● MATERIAL PROVIDED:

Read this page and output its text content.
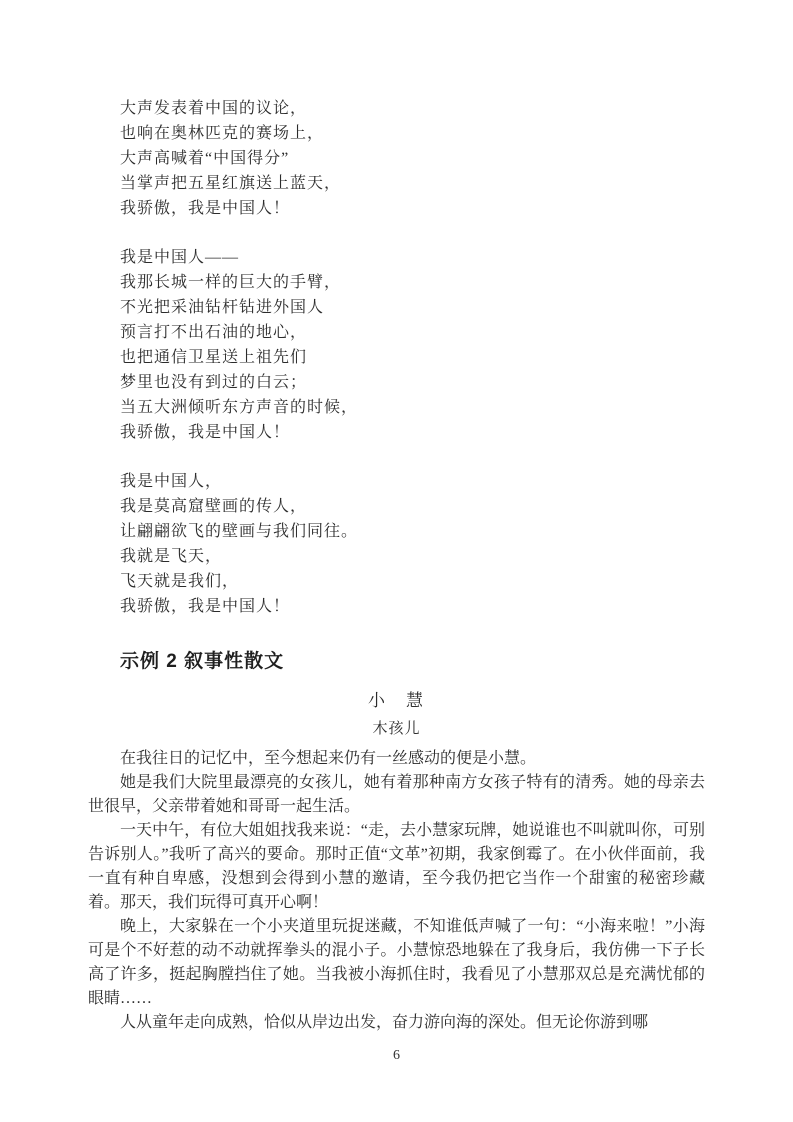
大声发表着中国的议论，
也响在奥林匹克的赛场上，
大声高喊着“中国得分”
当掌声把五星红旗送上蓝天，
我骄傲，我是中国人！
我是中国人——
我那长城一样的巨大的手臂，
不光把采油钻杆钻进外国人
预言打不出石油的地心，
也把通信卫星送上祖先们
梦里也没有到过的白云；
当五大洲倾听东方声音的时候，
我骄傲，我是中国人！
我是中国人，
我是莫高窟壁画的传人，
让翩翩欲飞的壁画与我们同往。
我就是飞天，
飞天就是我们，
我骄傲，我是中国人！
示例 2 叙事性散文
小　慧
木孩儿

在我往日的记忆中，至今想起来仍有一丝感动的便是小慧。

她是我们大院里最漂亮的女孩儿，她有着那种南方女孩子特有的清秀。她的母亲去世很早，父亲带着她和哥哥一起生活。

一天中午，有位大姐姐找我来说：“走，去小慧家玩牌，她说谁也不叫就叫你，可别告诉别人。”我听了高兴的要命。那时正值“文革”初期，我家倒霉了。在小伙伴面前，我一直有种自卑感，没想到会得到小慧的邀请，至今我仍把它当作一个甜蜜的秘密珍藏着。那天，我们玩得可真开心啊！

晚上，大家躲在一个小夹道里玩捉迷藏，不知谁低声喊了一句：“小海来啦！”小海可是个不好惹的动不动就挥拳头的混小子。小慧惊恐地躲在了我身后，我仿佛一下子长高了许多，挺起胸膛挡住了她。当我被小海抓住时，我看见了小慧那双总是充满忧郁的眼睛……

人从童年走向成熟，恰似从岸边出发，奋力游向海的深处。但无论你游到哪

6
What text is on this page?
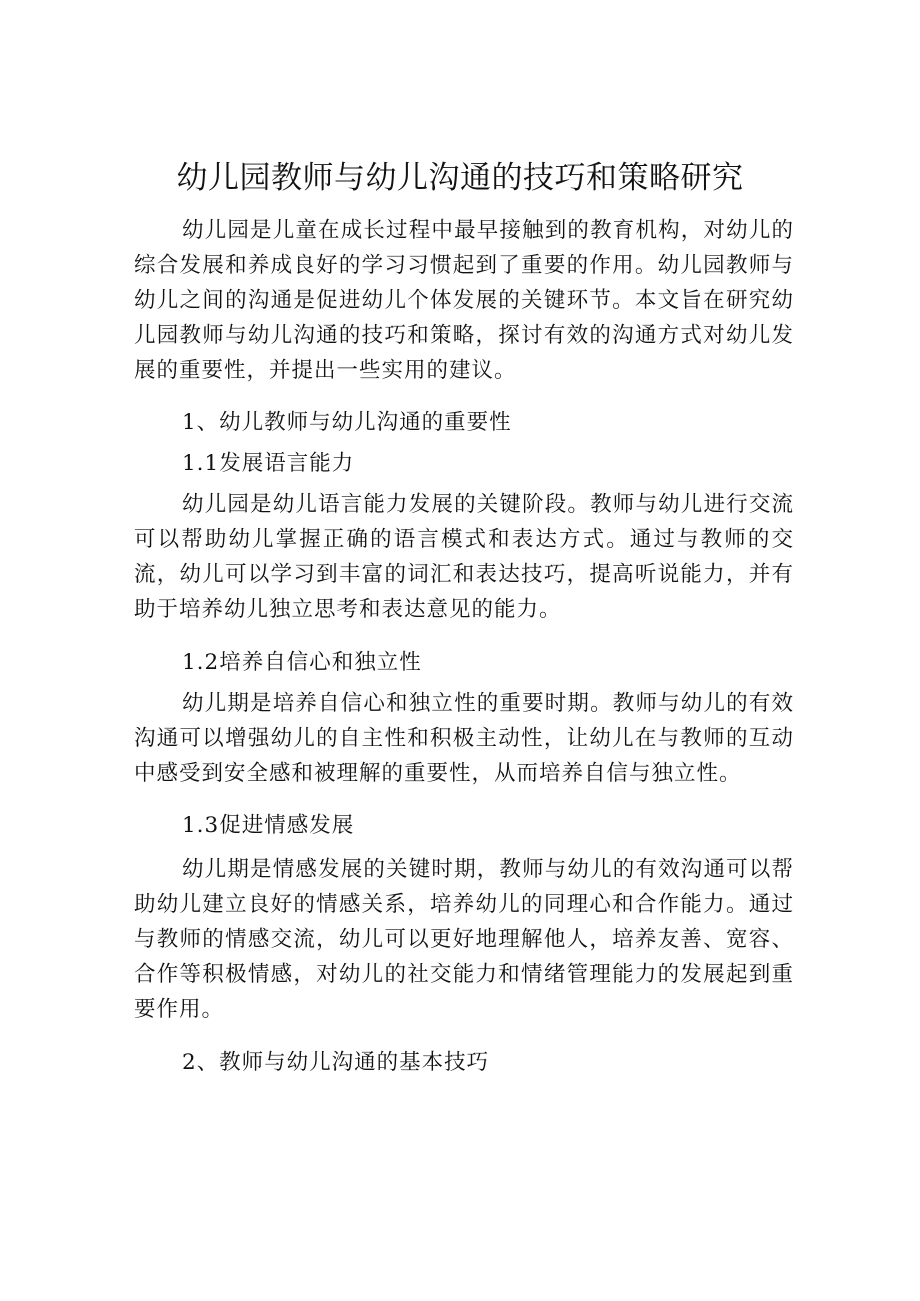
幼儿园教师与幼儿沟通的技巧和策略研究

幼儿园是儿童在成长过程中最早接触到的教育机构，对幼儿的综合发展和养成良好的学习习惯起到了重要的作用。幼儿园教师与幼儿之间的沟通是促进幼儿个体发展的关键环节。本文旨在研究幼儿园教师与幼儿沟通的技巧和策略，探讨有效的沟通方式对幼儿发展的重要性，并提出一些实用的建议。

1、幼儿教师与幼儿沟通的重要性
1.1发展语言能力

幼儿园是幼儿语言能力发展的关键阶段。教师与幼儿进行交流可以帮助幼儿掌握正确的语言模式和表达方式。通过与教师的交流，幼儿可以学习到丰富的词汇和表达技巧，提高听说能力，并有助于培养幼儿独立思考和表达意见的能力。

1.2培养自信心和独立性

幼儿期是培养自信心和独立性的重要时期。教师与幼儿的有效沟通可以增强幼儿的自主性和积极主动性，让幼儿在与教师的互动中感受到安全感和被理解的重要性，从而培养自信与独立性。

1.3促进情感发展

幼儿期是情感发展的关键时期，教师与幼儿的有效沟通可以帮助幼儿建立良好的情感关系，培养幼儿的同理心和合作能力。通过与教师的情感交流，幼儿可以更好地理解他人，培养友善、宽容、合作等积极情感，对幼儿的社交能力和情绪管理能力的发展起到重要作用。

2、教师与幼儿沟通的基本技巧
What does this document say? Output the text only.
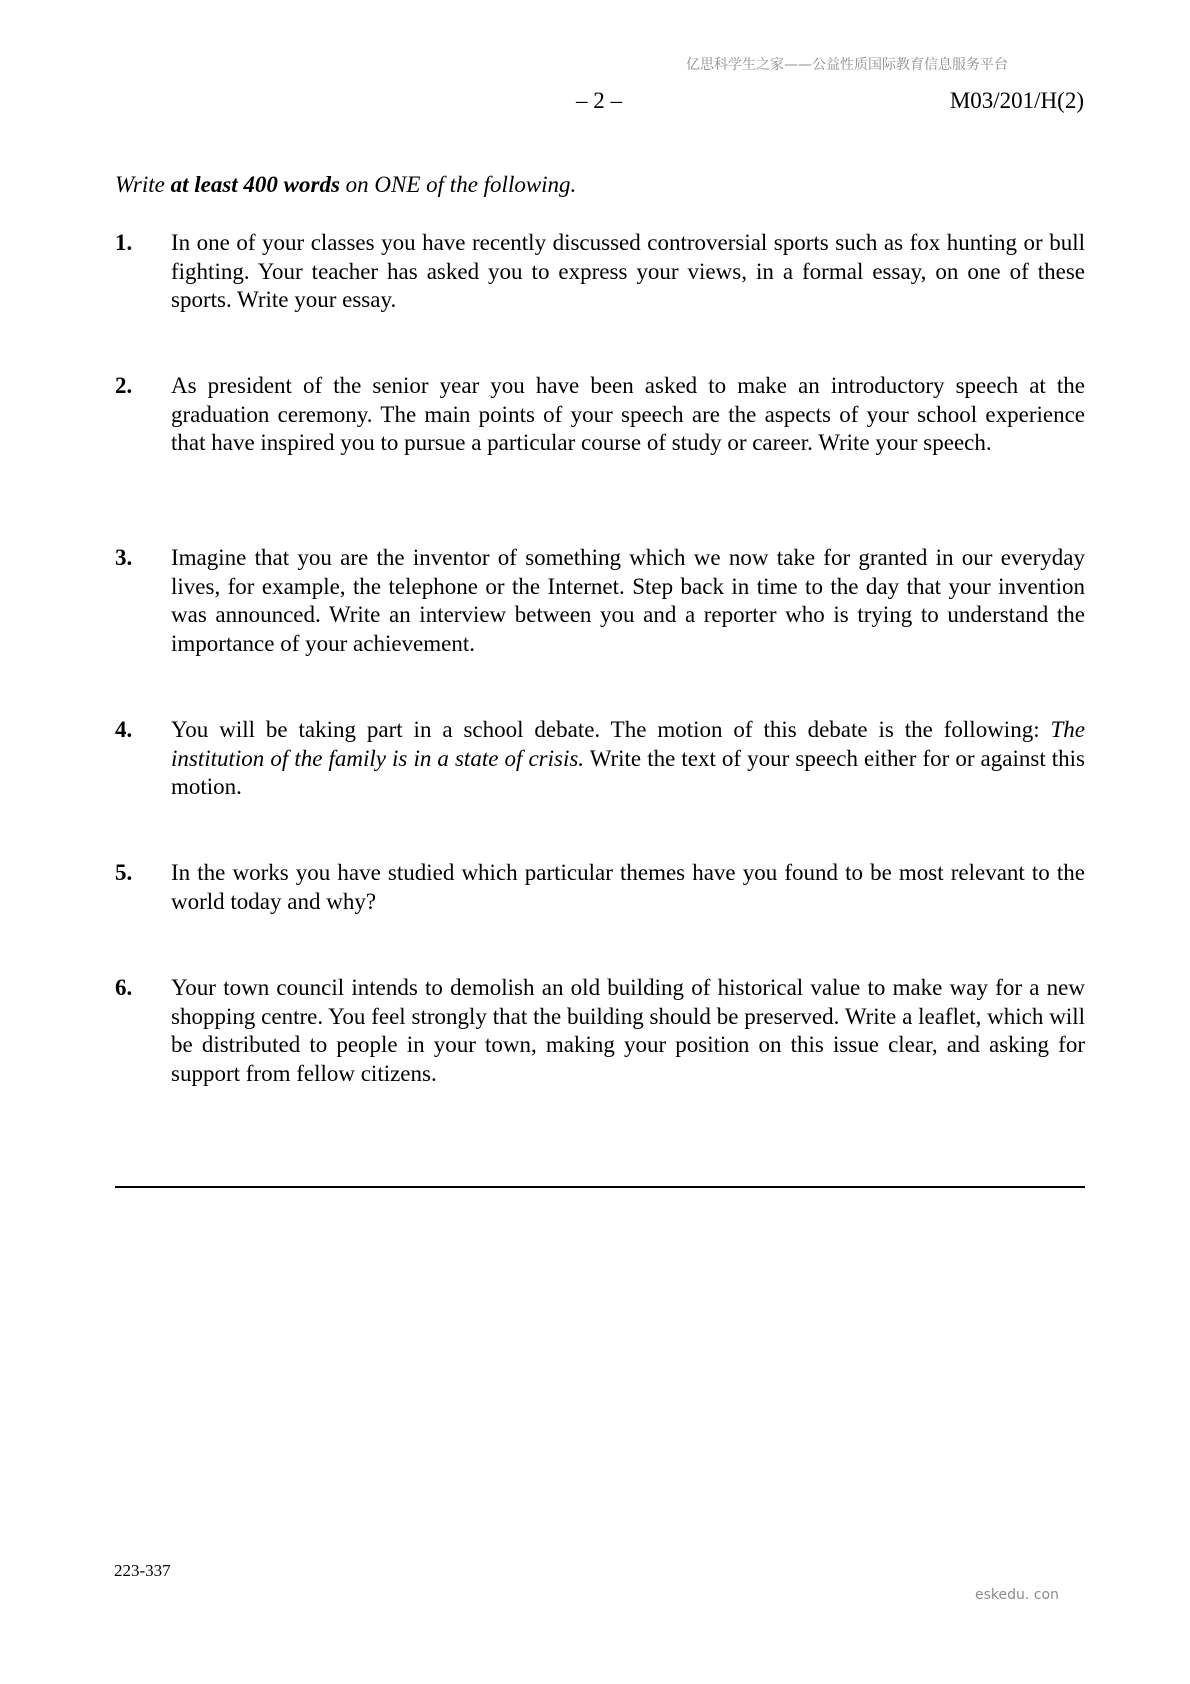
亿思科学生之家——公益性质国际教育信息服务平台
– 2 –	M03/201/H(2)
Write at least 400 words on ONE of the following.
1. In one of your classes you have recently discussed controversial sports such as fox hunting or bull fighting. Your teacher has asked you to express your views, in a formal essay, on one of these sports. Write your essay.
2. As president of the senior year you have been asked to make an introductory speech at the graduation ceremony. The main points of your speech are the aspects of your school experience that have inspired you to pursue a particular course of study or career. Write your speech.
3. Imagine that you are the inventor of something which we now take for granted in our everyday lives, for example, the telephone or the Internet. Step back in time to the day that your invention was announced. Write an interview between you and a reporter who is trying to understand the importance of your achievement.
4. You will be taking part in a school debate. The motion of this debate is the following: The institution of the family is in a state of crisis. Write the text of your speech either for or against this motion.
5. In the works you have studied which particular themes have you found to be most relevant to the world today and why?
6. Your town council intends to demolish an old building of historical value to make way for a new shopping centre. You feel strongly that the building should be preserved. Write a leaflet, which will be distributed to people in your town, making your position on this issue clear, and asking for support from fellow citizens.
223-337
eskedu. con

● EXERCISE GOAL:
All of the material above is to be copied exactly, except for its images.

● IN RESPONSE:
Read this page and output its text content.
大声发表着中国的议论，
也响在奥林匹克的赛场上，
大声高喊着“中国得分”
当掌声把五星红旗送上蓝天，
我骄傲，我是中国人！
我是中国人——
我那长城一样的巨大的手臂，
不光把采油钻杆钻进外国人
预言打不出石油的地心，
也把通信卫星送上祖先们
梦里也没有到过的白云；
当五大洲倾听东方声音的时候，
我骄傲，我是中国人！
我是中国人，
我是莫高窟壁画的传人，
让翩翩欲飞的壁画与我们同往。
我就是飞天，
飞天就是我们，
我骄傲，我是中国人！
示例 2 叙事性散文
小　慧
木孩儿

在我往日的记忆中，至今想起来仍有一丝感动的便是小慧。

她是我们大院里最漂亮的女孩儿，她有着那种南方女孩子特有的清秀。她的母亲去世很早，父亲带着她和哥哥一起生活。

一天中午，有位大姐姐找我来说：“走，去小慧家玩牌，她说谁也不叫就叫你，可别告诉别人。”我听了高兴的要命。那时正值“文革”初期，我家倒霉了。在小伙伴面前，我一直有种自卑感，没想到会得到小慧的邀请，至今我仍把它当作一个甜蜜的秘密珍藏着。那天，我们玩得可真开心啊！

晚上，大家躲在一个小夹道里玩捉迷藏，不知谁低声喊了一句：“小海来啦！”小海可是个不好惹的动不动就挥拳头的混小子。小慧惊恐地躲在了我身后，我仿佛一下子长高了许多，挺起胸膛挡住了她。当我被小海抓住时，我看见了小慧那双总是充满忧郁的眼睛……

人从童年走向成熟，恰似从岸边出发，奋力游向海的深处。但无论你游到哪

6
What text is on this page?
幼儿园教师与幼儿沟通的技巧和策略研究

幼儿园是儿童在成长过程中最早接触到的教育机构，对幼儿的综合发展和养成良好的学习习惯起到了重要的作用。幼儿园教师与幼儿之间的沟通是促进幼儿个体发展的关键环节。本文旨在研究幼儿园教师与幼儿沟通的技巧和策略，探讨有效的沟通方式对幼儿发展的重要性，并提出一些实用的建议。

1、幼儿教师与幼儿沟通的重要性
1.1发展语言能力

幼儿园是幼儿语言能力发展的关键阶段。教师与幼儿进行交流可以帮助幼儿掌握正确的语言模式和表达方式。通过与教师的交流，幼儿可以学习到丰富的词汇和表达技巧，提高听说能力，并有助于培养幼儿独立思考和表达意见的能力。

1.2培养自信心和独立性

幼儿期是培养自信心和独立性的重要时期。教师与幼儿的有效沟通可以增强幼儿的自主性和积极主动性，让幼儿在与教师的互动中感受到安全感和被理解的重要性，从而培养自信与独立性。

1.3促进情感发展

幼儿期是情感发展的关键时期，教师与幼儿的有效沟通可以帮助幼儿建立良好的情感关系，培养幼儿的同理心和合作能力。通过与教师的情感交流，幼儿可以更好地理解他人，培养友善、宽容、合作等积极情感，对幼儿的社交能力和情绪管理能力的发展起到重要作用。

2、教师与幼儿沟通的基本技巧
What does this document say? Output the text only.
亿思科学生之家——公益性质国际教育信息服务平台
– 2 –	M03/201/H(2)
Write at least 400 words on ONE of the following.
1. In one of your classes you have recently discussed controversial sports such as fox hunting or bull fighting. Your teacher has asked you to express your views, in a formal essay, on one of these sports. Write your essay.
2. As president of the senior year you have been asked to make an introductory speech at the graduation ceremony. The main points of your speech are the aspects of your school experience that have inspired you to pursue a particular course of study or career. Write your speech.
3. Imagine that you are the inventor of something which we now take for granted in our everyday lives, for example, the telephone or the Internet. Step back in time to the day that your invention was announced. Write an interview between you and a reporter who is trying to understand the importance of your achievement.
4. You will be taking part in a school debate. The motion of this debate is the following: The institution of the family is in a state of crisis. Write the text of your speech either for or against this motion.
5. In the works you have studied which particular themes have you found to be most relevant to the world today and why?
6. Your town council intends to demolish an old building of historical value to make way for a new shopping centre. You feel strongly that the building should be preserved. Write a leaflet, which will be distributed to people in your town, making your position on this issue clear, and asking for support from fellow citizens.
223-337
eskedu. con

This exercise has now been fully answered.